### SOURCE RECORDS
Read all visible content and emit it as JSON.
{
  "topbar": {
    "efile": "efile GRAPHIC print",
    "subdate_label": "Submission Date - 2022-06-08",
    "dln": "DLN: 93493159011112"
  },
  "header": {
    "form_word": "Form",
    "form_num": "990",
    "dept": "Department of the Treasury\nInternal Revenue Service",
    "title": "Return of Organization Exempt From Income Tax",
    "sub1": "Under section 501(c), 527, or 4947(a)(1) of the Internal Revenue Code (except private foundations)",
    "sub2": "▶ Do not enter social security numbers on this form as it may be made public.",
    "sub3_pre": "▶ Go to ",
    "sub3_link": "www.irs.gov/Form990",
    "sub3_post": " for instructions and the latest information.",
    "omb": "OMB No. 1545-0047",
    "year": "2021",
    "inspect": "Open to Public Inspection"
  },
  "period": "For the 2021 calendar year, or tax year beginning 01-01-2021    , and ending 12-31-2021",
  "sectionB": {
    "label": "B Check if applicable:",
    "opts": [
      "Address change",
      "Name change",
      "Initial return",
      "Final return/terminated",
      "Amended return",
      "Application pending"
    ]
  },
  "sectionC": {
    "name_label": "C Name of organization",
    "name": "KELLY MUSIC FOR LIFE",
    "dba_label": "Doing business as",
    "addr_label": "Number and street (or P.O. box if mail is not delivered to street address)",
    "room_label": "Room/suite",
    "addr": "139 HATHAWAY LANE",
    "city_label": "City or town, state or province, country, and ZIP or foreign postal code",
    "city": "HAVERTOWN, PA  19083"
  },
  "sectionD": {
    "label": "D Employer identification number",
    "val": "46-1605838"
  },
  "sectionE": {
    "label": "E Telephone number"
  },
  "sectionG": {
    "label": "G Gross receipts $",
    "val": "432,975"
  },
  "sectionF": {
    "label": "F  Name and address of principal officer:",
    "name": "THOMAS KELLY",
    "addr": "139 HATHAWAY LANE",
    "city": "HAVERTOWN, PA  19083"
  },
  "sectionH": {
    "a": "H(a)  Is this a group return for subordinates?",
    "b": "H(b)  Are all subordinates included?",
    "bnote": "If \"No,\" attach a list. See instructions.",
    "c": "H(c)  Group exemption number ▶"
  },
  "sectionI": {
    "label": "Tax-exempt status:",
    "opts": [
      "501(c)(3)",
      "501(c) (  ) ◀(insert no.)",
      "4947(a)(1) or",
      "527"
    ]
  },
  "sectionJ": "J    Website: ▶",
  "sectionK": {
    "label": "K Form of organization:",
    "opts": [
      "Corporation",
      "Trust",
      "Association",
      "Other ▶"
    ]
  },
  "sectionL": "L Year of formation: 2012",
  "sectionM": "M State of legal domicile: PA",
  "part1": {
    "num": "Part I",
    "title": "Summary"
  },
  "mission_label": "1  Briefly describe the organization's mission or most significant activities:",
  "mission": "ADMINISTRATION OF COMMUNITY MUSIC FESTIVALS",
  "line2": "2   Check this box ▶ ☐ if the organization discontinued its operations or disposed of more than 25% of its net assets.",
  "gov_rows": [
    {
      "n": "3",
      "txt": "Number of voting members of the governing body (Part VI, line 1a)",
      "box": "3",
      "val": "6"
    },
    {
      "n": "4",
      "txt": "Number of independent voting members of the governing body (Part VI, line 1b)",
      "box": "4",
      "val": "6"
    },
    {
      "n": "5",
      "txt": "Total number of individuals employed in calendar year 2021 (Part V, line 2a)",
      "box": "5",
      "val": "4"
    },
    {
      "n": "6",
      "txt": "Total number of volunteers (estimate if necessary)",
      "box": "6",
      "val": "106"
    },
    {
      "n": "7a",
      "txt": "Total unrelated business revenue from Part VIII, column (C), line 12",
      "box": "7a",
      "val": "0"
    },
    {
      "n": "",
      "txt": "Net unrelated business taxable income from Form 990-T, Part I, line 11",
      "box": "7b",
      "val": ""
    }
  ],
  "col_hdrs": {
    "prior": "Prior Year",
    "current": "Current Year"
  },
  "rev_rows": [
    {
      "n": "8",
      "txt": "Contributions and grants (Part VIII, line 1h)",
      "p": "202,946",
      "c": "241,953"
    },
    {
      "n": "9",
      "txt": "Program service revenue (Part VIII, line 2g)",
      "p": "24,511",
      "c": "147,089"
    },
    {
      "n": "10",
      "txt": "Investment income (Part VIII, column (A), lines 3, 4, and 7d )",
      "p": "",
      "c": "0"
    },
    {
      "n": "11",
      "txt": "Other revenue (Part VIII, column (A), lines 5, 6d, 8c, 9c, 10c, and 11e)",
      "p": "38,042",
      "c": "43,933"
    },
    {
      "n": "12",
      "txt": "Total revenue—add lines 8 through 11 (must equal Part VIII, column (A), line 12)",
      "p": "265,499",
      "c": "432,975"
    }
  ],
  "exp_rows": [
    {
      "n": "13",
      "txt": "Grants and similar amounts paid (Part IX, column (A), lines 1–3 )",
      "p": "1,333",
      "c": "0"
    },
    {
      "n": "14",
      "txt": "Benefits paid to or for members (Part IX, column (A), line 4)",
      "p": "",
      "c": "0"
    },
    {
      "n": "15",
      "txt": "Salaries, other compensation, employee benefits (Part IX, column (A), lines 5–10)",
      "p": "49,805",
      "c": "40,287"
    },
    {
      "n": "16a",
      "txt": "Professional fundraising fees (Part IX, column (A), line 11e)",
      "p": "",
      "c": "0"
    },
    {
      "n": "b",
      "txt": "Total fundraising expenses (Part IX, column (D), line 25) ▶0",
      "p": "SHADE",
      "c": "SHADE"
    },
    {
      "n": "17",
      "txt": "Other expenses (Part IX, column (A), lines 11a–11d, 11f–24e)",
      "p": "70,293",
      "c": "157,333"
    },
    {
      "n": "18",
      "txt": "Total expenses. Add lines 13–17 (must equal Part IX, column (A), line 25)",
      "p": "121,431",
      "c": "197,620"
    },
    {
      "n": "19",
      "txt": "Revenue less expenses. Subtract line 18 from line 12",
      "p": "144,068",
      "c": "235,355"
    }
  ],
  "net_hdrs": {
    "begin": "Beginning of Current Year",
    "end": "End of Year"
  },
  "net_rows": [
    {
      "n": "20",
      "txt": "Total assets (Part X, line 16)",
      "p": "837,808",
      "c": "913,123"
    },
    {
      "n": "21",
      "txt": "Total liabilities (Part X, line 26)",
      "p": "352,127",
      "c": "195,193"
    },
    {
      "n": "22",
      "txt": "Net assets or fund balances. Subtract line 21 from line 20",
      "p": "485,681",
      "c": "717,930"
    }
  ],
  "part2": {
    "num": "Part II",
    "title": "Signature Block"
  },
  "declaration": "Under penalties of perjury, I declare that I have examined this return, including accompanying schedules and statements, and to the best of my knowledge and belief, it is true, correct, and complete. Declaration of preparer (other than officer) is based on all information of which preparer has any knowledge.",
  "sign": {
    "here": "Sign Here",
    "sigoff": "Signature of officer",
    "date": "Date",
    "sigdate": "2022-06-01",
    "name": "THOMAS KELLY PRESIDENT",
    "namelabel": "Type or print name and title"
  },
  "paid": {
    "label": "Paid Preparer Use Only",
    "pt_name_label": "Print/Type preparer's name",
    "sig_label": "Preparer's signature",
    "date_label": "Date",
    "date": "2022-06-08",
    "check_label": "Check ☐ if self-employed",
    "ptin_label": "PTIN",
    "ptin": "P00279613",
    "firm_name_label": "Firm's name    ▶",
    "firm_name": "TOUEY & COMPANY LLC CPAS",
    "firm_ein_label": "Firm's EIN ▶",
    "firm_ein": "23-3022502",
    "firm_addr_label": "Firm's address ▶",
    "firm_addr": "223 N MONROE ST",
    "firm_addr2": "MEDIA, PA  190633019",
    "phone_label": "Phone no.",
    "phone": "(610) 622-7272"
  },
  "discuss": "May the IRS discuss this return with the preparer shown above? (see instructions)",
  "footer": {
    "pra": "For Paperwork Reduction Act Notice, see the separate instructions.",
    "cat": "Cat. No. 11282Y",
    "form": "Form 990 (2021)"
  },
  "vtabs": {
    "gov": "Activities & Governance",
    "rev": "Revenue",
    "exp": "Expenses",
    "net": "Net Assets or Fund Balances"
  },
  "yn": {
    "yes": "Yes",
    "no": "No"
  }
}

### PROBLEM TO SOLVE
Search the entries for the word "employed" and gather every line where it appears.

### RESPONSE BELOW
      "txt": "Total number of individuals employed in calendar year 2021 (Part V, line 2a)",
    "check_label": "Check ☐ if self-employed",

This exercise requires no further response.